+++ Task inputs
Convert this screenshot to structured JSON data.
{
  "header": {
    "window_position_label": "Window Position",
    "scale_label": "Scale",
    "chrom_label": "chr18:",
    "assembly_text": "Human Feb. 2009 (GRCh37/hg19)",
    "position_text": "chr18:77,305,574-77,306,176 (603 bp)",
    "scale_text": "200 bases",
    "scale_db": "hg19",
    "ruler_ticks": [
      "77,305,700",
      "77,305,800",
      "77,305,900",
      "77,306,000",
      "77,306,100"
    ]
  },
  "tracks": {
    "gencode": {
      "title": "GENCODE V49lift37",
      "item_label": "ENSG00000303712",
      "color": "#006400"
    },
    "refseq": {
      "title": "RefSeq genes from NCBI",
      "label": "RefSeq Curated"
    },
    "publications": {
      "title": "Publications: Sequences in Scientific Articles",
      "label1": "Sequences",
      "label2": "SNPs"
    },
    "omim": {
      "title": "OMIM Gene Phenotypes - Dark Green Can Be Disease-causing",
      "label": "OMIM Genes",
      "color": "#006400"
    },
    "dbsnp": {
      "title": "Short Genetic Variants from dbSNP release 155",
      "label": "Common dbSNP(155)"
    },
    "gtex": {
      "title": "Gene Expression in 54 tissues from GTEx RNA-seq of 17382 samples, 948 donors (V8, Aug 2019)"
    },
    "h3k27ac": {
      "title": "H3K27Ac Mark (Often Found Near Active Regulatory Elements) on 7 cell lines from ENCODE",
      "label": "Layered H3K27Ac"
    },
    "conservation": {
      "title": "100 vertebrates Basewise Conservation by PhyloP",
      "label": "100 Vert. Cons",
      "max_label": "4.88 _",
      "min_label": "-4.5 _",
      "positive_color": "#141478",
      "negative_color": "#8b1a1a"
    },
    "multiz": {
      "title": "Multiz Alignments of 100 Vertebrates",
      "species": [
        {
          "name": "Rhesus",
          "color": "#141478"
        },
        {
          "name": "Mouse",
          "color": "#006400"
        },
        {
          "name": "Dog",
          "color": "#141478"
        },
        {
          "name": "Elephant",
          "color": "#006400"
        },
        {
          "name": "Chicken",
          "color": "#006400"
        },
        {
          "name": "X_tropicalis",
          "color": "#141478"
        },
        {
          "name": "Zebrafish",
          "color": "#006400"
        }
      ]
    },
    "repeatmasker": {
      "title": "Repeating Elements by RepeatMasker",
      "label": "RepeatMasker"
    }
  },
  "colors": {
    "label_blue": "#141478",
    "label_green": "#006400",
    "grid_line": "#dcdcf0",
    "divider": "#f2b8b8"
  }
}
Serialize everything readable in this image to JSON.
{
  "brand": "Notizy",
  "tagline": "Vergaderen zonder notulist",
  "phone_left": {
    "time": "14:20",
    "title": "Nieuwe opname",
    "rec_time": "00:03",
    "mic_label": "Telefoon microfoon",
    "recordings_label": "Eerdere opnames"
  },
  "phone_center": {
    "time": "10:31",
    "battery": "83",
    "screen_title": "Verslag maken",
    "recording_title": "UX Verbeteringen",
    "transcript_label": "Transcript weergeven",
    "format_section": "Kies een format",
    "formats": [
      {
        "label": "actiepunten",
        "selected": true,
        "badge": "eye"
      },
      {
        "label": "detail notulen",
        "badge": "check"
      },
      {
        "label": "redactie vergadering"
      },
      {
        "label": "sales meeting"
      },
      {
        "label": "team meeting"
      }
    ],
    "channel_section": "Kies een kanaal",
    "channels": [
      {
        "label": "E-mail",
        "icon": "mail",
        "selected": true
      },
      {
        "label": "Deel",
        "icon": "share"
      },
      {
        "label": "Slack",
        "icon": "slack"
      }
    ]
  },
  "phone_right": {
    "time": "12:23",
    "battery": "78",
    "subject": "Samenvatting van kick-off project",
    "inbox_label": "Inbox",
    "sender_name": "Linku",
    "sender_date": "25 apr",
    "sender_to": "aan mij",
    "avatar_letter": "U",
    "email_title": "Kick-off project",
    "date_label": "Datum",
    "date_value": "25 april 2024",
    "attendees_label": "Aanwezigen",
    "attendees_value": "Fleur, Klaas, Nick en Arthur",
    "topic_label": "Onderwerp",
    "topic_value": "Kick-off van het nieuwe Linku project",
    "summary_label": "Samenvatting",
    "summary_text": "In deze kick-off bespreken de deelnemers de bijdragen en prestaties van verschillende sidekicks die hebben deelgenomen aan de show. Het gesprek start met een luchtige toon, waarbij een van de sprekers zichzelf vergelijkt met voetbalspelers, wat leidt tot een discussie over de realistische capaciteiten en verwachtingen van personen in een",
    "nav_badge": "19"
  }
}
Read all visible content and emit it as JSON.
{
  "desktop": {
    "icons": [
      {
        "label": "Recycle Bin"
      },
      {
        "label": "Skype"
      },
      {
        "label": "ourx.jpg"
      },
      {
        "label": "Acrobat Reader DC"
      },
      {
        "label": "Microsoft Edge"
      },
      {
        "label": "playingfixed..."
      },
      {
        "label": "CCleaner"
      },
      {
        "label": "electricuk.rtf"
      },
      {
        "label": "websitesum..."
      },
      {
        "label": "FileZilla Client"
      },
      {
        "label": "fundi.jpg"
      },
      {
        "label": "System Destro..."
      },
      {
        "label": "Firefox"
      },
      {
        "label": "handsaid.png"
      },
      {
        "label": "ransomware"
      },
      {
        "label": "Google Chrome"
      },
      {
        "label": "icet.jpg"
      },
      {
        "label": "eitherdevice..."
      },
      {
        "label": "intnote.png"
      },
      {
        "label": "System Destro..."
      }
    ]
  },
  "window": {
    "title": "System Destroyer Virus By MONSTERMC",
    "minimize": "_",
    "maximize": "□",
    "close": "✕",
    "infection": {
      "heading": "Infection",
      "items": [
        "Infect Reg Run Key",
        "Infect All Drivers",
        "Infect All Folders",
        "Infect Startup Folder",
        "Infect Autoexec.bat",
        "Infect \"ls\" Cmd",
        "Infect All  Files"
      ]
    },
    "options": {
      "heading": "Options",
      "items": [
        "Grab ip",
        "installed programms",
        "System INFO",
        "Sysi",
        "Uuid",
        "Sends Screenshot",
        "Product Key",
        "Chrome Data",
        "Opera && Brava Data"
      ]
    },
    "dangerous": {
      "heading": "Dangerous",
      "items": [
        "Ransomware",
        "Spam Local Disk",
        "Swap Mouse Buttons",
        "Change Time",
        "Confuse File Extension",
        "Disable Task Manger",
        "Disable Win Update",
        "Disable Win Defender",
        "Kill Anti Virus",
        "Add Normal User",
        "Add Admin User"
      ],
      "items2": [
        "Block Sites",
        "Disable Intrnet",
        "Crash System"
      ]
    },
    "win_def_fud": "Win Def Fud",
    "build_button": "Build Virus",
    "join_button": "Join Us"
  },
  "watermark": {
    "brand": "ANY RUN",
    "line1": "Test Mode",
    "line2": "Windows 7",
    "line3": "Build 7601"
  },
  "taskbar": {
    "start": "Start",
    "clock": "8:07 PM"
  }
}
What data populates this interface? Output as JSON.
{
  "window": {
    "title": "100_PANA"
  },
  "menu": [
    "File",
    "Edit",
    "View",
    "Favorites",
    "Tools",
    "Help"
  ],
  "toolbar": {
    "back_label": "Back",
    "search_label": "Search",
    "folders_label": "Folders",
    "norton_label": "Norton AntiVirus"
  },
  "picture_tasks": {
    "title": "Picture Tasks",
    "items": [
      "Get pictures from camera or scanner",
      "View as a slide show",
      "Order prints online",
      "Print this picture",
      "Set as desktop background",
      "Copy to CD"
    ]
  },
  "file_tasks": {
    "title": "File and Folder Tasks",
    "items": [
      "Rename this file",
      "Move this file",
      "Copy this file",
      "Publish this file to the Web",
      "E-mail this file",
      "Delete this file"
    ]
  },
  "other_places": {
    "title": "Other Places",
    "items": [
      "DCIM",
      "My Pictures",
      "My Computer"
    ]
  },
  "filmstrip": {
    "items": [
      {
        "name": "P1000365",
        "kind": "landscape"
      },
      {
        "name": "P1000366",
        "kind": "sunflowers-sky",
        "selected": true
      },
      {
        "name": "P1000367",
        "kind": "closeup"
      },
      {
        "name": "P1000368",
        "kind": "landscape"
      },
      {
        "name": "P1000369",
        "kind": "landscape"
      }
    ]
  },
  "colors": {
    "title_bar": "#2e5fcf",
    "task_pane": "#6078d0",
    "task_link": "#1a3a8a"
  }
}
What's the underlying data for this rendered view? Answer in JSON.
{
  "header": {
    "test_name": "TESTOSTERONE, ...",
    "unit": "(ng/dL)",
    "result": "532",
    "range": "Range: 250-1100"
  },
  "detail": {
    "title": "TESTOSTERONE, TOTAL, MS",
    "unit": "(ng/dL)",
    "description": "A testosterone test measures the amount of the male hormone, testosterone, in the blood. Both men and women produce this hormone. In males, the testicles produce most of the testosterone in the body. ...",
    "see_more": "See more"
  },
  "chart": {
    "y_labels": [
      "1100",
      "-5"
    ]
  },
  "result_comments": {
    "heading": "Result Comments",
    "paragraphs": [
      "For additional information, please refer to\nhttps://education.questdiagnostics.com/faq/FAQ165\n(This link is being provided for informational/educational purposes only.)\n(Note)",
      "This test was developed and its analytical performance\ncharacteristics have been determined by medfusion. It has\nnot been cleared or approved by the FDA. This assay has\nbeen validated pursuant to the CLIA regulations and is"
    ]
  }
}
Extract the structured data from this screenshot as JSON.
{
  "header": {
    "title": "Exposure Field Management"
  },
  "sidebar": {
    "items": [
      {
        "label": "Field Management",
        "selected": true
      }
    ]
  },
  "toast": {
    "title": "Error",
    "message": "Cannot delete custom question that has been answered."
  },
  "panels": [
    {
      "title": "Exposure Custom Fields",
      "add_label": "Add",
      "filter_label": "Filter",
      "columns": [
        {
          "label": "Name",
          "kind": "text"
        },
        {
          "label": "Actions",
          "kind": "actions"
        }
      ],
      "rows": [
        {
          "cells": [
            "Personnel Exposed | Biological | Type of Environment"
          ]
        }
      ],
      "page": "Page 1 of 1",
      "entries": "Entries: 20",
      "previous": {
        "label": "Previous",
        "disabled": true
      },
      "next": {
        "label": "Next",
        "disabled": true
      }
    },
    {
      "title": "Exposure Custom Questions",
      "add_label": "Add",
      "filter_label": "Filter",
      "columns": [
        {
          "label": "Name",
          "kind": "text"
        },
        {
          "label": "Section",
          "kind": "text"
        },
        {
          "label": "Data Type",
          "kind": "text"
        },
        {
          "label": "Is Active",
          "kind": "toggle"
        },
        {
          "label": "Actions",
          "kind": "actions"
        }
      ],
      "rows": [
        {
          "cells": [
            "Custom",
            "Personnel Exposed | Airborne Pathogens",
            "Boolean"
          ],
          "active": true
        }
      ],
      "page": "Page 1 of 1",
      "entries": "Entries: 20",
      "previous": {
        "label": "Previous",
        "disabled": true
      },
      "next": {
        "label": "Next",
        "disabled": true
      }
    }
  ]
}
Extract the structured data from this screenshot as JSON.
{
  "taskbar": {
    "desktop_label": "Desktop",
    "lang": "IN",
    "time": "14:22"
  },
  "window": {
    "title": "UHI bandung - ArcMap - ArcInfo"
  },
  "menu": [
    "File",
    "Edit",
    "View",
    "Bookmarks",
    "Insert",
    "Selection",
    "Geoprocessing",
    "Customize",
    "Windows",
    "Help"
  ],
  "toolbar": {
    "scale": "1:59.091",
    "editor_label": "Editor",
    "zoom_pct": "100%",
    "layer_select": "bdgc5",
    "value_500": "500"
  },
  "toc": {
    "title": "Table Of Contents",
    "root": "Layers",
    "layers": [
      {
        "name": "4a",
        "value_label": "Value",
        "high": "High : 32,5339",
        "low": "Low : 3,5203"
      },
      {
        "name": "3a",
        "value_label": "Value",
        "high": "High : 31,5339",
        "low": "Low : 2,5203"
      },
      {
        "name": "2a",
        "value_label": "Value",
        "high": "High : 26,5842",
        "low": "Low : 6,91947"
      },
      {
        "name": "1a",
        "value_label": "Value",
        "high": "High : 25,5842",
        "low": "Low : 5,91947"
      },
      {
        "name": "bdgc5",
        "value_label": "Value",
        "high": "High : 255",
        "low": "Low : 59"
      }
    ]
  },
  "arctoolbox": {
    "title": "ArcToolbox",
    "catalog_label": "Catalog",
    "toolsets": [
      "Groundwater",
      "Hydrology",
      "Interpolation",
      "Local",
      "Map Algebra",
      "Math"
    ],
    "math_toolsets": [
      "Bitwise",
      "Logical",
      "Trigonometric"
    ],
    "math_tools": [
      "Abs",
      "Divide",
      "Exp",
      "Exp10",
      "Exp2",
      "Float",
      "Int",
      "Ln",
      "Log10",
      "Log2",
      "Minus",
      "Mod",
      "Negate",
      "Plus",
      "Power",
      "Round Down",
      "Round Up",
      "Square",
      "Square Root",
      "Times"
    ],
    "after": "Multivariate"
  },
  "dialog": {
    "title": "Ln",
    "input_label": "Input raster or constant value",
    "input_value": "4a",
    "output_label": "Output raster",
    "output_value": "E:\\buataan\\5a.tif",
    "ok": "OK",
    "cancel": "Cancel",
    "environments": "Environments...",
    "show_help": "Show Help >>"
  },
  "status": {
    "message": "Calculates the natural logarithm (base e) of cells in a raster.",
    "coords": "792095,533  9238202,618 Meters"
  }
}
++++++
# Aim of the task:
Check each line above for the string "Elements" and report how many lines have it, giving only the number.

# Answer section:
2